• To do
Below are the records; pull every line that includes "this".

━━━━━━━━━━━━━━━━

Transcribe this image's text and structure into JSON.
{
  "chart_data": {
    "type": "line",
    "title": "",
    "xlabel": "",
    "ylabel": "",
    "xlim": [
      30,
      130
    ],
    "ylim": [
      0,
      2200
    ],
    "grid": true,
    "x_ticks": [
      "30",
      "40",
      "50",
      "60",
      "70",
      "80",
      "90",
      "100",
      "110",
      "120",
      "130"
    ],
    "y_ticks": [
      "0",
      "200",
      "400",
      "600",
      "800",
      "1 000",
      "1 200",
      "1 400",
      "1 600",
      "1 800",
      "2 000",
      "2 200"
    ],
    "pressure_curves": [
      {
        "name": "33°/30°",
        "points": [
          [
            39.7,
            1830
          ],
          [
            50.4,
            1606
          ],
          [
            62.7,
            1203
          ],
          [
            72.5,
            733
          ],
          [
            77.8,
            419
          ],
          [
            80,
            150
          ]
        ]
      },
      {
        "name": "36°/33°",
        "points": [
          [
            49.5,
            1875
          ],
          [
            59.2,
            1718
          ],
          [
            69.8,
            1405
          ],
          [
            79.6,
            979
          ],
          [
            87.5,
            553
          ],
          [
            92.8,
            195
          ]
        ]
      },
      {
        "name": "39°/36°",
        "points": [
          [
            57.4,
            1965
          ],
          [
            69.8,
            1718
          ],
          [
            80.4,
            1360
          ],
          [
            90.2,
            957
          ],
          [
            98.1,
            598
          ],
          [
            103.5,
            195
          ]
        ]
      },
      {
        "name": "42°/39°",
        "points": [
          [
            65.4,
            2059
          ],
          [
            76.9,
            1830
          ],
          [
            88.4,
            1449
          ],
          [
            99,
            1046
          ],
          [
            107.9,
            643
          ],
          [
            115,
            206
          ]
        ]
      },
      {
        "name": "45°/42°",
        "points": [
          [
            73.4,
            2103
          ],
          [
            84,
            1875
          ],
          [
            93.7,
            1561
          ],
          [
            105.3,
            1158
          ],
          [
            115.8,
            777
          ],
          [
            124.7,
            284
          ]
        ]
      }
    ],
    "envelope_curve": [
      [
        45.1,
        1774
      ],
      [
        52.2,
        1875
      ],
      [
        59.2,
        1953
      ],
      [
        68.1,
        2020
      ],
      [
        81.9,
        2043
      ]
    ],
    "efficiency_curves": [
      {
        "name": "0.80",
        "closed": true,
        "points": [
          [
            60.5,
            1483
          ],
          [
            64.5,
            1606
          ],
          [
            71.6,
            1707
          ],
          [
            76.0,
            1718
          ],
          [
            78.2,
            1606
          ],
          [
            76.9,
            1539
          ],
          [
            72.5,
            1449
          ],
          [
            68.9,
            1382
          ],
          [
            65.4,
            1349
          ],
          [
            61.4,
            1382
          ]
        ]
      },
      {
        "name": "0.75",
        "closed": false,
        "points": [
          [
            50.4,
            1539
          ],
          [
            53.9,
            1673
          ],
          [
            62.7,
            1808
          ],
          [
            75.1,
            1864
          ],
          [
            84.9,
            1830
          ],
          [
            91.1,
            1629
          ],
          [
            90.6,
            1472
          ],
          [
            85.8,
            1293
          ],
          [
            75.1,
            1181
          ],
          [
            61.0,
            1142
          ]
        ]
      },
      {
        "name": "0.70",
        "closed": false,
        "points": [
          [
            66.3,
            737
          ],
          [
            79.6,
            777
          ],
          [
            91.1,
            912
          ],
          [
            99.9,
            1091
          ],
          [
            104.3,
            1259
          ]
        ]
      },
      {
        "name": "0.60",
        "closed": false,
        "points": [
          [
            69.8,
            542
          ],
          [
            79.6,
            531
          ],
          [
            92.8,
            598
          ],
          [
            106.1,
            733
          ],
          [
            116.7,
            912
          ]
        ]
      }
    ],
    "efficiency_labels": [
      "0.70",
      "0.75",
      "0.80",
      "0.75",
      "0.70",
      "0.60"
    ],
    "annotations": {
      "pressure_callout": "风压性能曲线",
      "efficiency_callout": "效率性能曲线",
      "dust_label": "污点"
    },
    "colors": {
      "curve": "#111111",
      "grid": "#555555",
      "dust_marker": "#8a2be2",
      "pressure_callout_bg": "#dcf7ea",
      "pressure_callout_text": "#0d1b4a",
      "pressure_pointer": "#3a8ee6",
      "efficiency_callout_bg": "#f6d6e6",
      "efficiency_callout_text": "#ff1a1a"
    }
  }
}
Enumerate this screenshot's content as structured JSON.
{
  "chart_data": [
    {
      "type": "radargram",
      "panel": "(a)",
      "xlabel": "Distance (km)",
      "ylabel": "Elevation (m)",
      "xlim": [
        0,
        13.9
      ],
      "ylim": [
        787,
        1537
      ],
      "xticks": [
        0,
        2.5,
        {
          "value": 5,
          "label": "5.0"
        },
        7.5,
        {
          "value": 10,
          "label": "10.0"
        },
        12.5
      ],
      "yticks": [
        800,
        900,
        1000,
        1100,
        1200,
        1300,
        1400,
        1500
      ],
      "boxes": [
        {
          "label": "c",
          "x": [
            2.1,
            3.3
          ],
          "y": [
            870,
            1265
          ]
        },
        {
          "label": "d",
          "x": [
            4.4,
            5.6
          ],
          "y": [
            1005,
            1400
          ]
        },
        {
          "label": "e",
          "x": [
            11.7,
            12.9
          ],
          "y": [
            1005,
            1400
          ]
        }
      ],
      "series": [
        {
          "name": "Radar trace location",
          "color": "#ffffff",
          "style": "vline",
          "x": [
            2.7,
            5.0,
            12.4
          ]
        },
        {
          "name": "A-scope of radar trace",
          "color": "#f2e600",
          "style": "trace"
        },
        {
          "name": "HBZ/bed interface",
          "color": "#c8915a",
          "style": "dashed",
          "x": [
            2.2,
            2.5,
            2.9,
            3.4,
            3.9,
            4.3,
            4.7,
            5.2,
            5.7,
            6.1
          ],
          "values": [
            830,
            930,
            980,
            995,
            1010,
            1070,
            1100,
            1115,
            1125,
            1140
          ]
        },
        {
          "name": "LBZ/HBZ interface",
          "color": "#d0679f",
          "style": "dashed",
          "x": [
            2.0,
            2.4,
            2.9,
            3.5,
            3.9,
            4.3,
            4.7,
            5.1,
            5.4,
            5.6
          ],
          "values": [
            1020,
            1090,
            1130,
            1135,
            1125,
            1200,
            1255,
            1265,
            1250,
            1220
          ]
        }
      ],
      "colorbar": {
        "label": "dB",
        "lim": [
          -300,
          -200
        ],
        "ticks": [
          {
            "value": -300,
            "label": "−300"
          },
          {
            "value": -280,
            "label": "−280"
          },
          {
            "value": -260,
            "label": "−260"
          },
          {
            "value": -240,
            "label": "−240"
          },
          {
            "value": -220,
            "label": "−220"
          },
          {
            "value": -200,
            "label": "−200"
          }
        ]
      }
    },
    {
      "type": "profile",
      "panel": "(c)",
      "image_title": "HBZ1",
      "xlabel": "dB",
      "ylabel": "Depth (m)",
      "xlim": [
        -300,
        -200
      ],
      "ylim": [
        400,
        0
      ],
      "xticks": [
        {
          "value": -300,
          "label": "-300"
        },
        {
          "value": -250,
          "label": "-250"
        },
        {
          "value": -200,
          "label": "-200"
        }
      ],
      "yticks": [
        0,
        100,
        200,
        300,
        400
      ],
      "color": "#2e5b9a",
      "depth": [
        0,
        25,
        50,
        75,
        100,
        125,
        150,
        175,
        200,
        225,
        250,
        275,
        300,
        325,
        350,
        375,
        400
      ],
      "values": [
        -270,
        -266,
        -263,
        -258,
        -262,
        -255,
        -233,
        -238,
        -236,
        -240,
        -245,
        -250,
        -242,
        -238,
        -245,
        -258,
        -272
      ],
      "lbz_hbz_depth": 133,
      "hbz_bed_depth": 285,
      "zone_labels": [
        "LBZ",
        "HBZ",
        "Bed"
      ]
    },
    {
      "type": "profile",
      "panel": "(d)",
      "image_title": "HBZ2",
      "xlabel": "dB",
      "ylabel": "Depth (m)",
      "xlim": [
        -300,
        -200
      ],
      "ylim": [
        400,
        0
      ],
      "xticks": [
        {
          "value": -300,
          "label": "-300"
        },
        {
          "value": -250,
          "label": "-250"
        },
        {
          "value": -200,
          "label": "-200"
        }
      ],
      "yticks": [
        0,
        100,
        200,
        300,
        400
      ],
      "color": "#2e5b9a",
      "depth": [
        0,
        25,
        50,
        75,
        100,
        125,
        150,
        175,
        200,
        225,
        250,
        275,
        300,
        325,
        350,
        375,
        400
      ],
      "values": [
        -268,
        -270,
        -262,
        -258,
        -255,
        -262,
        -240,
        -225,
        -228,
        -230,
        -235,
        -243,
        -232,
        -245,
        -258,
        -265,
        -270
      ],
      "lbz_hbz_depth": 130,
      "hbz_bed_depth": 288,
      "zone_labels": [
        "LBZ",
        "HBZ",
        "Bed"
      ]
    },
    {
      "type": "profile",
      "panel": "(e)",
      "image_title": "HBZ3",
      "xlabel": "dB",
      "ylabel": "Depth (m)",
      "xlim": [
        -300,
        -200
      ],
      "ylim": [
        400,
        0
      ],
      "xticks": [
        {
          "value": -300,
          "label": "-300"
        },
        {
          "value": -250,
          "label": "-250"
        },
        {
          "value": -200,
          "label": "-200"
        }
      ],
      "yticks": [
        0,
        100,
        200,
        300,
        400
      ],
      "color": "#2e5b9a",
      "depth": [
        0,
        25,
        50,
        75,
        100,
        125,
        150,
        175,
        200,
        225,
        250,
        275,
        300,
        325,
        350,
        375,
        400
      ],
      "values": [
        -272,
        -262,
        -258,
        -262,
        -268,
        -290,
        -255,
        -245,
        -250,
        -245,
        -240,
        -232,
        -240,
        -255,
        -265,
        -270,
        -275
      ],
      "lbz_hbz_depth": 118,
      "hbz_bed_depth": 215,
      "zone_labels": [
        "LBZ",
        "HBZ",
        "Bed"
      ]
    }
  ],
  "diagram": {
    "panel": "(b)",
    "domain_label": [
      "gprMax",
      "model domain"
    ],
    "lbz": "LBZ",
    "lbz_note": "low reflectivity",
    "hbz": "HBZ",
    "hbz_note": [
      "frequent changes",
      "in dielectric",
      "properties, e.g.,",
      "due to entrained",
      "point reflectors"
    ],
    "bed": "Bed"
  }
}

━━━━━━━━━━━━━━━━

• Reply to the exercise
Transcribe this image's text and structure into JSON.
Enumerate this screenshot's content as structured JSON.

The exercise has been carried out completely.